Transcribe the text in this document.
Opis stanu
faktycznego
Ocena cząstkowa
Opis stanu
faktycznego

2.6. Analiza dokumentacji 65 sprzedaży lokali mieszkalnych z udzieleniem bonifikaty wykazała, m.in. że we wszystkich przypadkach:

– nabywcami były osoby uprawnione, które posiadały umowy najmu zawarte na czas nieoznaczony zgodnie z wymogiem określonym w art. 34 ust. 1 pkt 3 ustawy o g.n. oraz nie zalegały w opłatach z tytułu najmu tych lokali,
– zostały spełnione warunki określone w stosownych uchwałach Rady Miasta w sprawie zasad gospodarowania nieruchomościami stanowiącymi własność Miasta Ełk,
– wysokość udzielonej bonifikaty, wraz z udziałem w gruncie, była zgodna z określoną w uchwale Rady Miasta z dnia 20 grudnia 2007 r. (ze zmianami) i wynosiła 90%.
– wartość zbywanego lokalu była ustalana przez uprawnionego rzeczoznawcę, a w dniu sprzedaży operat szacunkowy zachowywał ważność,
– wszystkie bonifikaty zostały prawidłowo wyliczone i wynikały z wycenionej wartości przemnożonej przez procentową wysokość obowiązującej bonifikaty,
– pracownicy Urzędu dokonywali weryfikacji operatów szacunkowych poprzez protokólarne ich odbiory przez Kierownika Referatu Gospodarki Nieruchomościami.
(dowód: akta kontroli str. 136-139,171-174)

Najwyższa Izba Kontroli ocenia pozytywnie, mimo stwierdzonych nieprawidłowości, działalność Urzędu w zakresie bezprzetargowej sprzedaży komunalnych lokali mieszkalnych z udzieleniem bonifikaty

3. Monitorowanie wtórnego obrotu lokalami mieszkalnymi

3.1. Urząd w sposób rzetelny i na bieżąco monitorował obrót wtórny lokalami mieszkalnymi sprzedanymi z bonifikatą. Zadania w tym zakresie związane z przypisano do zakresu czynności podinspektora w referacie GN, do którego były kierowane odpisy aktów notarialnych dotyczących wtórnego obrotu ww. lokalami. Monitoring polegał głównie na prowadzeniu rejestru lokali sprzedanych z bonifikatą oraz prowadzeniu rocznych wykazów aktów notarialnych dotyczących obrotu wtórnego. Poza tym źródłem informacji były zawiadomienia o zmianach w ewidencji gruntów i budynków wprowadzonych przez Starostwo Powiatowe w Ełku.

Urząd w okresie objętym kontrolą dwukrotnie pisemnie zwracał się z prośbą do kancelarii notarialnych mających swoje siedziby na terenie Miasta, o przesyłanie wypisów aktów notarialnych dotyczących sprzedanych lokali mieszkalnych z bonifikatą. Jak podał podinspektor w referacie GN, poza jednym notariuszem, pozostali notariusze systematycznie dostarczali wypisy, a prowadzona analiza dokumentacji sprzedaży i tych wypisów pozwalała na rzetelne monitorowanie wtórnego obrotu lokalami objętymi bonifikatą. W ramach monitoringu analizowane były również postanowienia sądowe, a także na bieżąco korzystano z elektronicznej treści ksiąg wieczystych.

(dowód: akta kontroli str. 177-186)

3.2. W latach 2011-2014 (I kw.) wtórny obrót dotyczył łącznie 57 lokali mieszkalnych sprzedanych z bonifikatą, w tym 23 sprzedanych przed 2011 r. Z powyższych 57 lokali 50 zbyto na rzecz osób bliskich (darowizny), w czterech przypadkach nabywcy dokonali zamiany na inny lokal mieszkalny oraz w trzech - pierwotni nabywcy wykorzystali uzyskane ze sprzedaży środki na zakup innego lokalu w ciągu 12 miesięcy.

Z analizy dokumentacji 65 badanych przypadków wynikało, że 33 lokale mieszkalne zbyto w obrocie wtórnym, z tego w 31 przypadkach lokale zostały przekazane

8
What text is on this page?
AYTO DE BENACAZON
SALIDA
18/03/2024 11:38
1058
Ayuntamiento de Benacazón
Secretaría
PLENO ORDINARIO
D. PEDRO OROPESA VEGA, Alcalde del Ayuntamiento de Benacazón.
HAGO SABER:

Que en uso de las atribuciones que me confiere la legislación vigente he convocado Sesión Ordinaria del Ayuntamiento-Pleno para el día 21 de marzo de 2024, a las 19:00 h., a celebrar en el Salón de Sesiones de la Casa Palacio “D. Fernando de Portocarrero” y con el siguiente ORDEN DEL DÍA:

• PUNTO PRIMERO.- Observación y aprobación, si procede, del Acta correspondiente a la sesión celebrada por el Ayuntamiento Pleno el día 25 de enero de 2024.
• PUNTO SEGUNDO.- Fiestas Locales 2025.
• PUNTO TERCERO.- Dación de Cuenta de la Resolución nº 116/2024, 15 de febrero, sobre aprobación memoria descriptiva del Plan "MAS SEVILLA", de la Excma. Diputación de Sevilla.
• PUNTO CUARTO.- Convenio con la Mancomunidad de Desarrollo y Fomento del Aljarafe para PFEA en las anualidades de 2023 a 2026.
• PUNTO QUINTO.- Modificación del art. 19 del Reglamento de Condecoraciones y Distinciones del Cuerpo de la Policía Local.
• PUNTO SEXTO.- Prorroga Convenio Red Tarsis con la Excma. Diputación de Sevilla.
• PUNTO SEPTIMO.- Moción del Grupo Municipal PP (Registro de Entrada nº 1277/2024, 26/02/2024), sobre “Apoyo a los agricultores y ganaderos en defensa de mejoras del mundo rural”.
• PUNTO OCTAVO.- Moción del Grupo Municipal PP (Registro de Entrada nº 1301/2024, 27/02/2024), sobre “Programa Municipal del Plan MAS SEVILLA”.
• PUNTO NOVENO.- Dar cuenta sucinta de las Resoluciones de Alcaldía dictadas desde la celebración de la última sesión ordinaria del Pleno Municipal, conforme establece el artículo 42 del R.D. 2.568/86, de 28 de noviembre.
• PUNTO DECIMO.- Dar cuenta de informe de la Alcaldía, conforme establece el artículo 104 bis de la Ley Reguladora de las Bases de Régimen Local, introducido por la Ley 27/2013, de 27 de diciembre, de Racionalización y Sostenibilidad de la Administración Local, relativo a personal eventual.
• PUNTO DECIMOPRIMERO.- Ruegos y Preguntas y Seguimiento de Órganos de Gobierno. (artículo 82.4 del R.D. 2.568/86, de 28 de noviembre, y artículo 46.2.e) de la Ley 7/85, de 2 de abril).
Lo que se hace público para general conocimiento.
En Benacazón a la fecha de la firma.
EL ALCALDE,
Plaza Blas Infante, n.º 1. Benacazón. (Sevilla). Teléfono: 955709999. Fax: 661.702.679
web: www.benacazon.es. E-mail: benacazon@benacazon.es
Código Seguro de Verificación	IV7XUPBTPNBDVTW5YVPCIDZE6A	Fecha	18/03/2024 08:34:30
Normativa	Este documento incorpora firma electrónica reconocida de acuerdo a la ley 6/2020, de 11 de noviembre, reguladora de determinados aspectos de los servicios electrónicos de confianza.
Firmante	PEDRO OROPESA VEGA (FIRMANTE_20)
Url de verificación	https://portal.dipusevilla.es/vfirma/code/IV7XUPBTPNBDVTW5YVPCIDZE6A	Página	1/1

§ **CHALLENGE**:
Each line above must be reproduced exactly as it stands.

§ **TASK SOLUTION**:
Transcribe the text in this document.
Opis stanu
faktycznego
Ocena cząstkowa
Opis stanu
faktycznego

2.6. Analiza dokumentacji 65 sprzedaży lokali mieszkalnych z udzieleniem bonifikaty wykazała, m.in. że we wszystkich przypadkach:

– nabywcami były osoby uprawnione, które posiadały umowy najmu zawarte na czas nieoznaczony zgodnie z wymogiem określonym w art. 34 ust. 1 pkt 3 ustawy o g.n. oraz nie zalegały w opłatach z tytułu najmu tych lokali,
– zostały spełnione warunki określone w stosownych uchwałach Rady Miasta w sprawie zasad gospodarowania nieruchomościami stanowiącymi własność Miasta Ełk,
– wysokość udzielonej bonifikaty, wraz z udziałem w gruncie, była zgodna z określoną w uchwale Rady Miasta z dnia 20 grudnia 2007 r. (ze zmianami) i wynosiła 90%.
– wartość zbywanego lokalu była ustalana przez uprawnionego rzeczoznawcę, a w dniu sprzedaży operat szacunkowy zachowywał ważność,
– wszystkie bonifikaty zostały prawidłowo wyliczone i wynikały z wycenionej wartości przemnożonej przez procentową wysokość obowiązującej bonifikaty,
– pracownicy Urzędu dokonywali weryfikacji operatów szacunkowych poprzez protokólarne ich odbiory przez Kierownika Referatu Gospodarki Nieruchomościami.
(dowód: akta kontroli str. 136-139,171-174)

Najwyższa Izba Kontroli ocenia pozytywnie, mimo stwierdzonych nieprawidłowości, działalność Urzędu w zakresie bezprzetargowej sprzedaży komunalnych lokali mieszkalnych z udzieleniem bonifikaty

3. Monitorowanie wtórnego obrotu lokalami mieszkalnymi

3.1. Urząd w sposób rzetelny i na bieżąco monitorował obrót wtórny lokalami mieszkalnymi sprzedanymi z bonifikatą. Zadania w tym zakresie związane z przypisano do zakresu czynności podinspektora w referacie GN, do którego były kierowane odpisy aktów notarialnych dotyczących wtórnego obrotu ww. lokalami. Monitoring polegał głównie na prowadzeniu rejestru lokali sprzedanych z bonifikatą oraz prowadzeniu rocznych wykazów aktów notarialnych dotyczących obrotu wtórnego. Poza tym źródłem informacji były zawiadomienia o zmianach w ewidencji gruntów i budynków wprowadzonych przez Starostwo Powiatowe w Ełku.

Urząd w okresie objętym kontrolą dwukrotnie pisemnie zwracał się z prośbą do kancelarii notarialnych mających swoje siedziby na terenie Miasta, o przesyłanie wypisów aktów notarialnych dotyczących sprzedanych lokali mieszkalnych z bonifikatą. Jak podał podinspektor w referacie GN, poza jednym notariuszem, pozostali notariusze systematycznie dostarczali wypisy, a prowadzona analiza dokumentacji sprzedaży i tych wypisów pozwalała na rzetelne monitorowanie wtórnego obrotu lokalami objętymi bonifikatą. W ramach monitoringu analizowane były również postanowienia sądowe, a także na bieżąco korzystano z elektronicznej treści ksiąg wieczystych.

(dowód: akta kontroli str. 177-186)

3.2. W latach 2011-2014 (I kw.) wtórny obrót dotyczył łącznie 57 lokali mieszkalnych sprzedanych z bonifikatą, w tym 23 sprzedanych przed 2011 r. Z powyższych 57 lokali 50 zbyto na rzecz osób bliskich (darowizny), w czterech przypadkach nabywcy dokonali zamiany na inny lokal mieszkalny oraz w trzech - pierwotni nabywcy wykorzystali uzyskane ze sprzedaży środki na zakup innego lokalu w ciągu 12 miesięcy.

Z analizy dokumentacji 65 badanych przypadków wynikało, że 33 lokale mieszkalne zbyto w obrocie wtórnym, z tego w 31 przypadkach lokale zostały przekazane

8
What text is on this page?
AYTO DE BENACAZON
SALIDA
18/03/2024 11:38
1058
Ayuntamiento de Benacazón
Secretaría
PLENO ORDINARIO
D. PEDRO OROPESA VEGA, Alcalde del Ayuntamiento de Benacazón.
HAGO SABER:

Que en uso de las atribuciones que me confiere la legislación vigente he convocado Sesión Ordinaria del Ayuntamiento-Pleno para el día 21 de marzo de 2024, a las 19:00 h., a celebrar en el Salón de Sesiones de la Casa Palacio “D. Fernando de Portocarrero” y con el siguiente ORDEN DEL DÍA:

• PUNTO PRIMERO.- Observación y aprobación, si procede, del Acta correspondiente a la sesión celebrada por el Ayuntamiento Pleno el día 25 de enero de 2024.
• PUNTO SEGUNDO.- Fiestas Locales 2025.
• PUNTO TERCERO.- Dación de Cuenta de la Resolución nº 116/2024, 15 de febrero, sobre aprobación memoria descriptiva del Plan "MAS SEVILLA", de la Excma. Diputación de Sevilla.
• PUNTO CUARTO.- Convenio con la Mancomunidad de Desarrollo y Fomento del Aljarafe para PFEA en las anualidades de 2023 a 2026.
• PUNTO QUINTO.- Modificación del art. 19 del Reglamento de Condecoraciones y Distinciones del Cuerpo de la Policía Local.
• PUNTO SEXTO.- Prorroga Convenio Red Tarsis con la Excma. Diputación de Sevilla.
• PUNTO SEPTIMO.- Moción del Grupo Municipal PP (Registro de Entrada nº 1277/2024, 26/02/2024), sobre “Apoyo a los agricultores y ganaderos en defensa de mejoras del mundo rural”.
• PUNTO OCTAVO.- Moción del Grupo Municipal PP (Registro de Entrada nº 1301/2024, 27/02/2024), sobre “Programa Municipal del Plan MAS SEVILLA”.
• PUNTO NOVENO.- Dar cuenta sucinta de las Resoluciones de Alcaldía dictadas desde la celebración de la última sesión ordinaria del Pleno Municipal, conforme establece el artículo 42 del R.D. 2.568/86, de 28 de noviembre.
• PUNTO DECIMO.- Dar cuenta de informe de la Alcaldía, conforme establece el artículo 104 bis de la Ley Reguladora de las Bases de Régimen Local, introducido por la Ley 27/2013, de 27 de diciembre, de Racionalización y Sostenibilidad de la Administración Local, relativo a personal eventual.
• PUNTO DECIMOPRIMERO.- Ruegos y Preguntas y Seguimiento de Órganos de Gobierno. (artículo 82.4 del R.D. 2.568/86, de 28 de noviembre, y artículo 46.2.e) de la Ley 7/85, de 2 de abril).
Lo que se hace público para general conocimiento.
En Benacazón a la fecha de la firma.
EL ALCALDE,
Plaza Blas Infante, n.º 1. Benacazón. (Sevilla). Teléfono: 955709999. Fax: 661.702.679
web: www.benacazon.es. E-mail: benacazon@benacazon.es
Código Seguro de Verificación	IV7XUPBTPNBDVTW5YVPCIDZE6A	Fecha	18/03/2024 08:34:30
Normativa	Este documento incorpora firma electrónica reconocida de acuerdo a la ley 6/2020, de 11 de noviembre, reguladora de determinados aspectos de los servicios electrónicos de confianza.
Firmante	PEDRO OROPESA VEGA (FIRMANTE_20)
Url de verificación	https://portal.dipusevilla.es/vfirma/code/IV7XUPBTPNBDVTW5YVPCIDZE6A	Página	1/1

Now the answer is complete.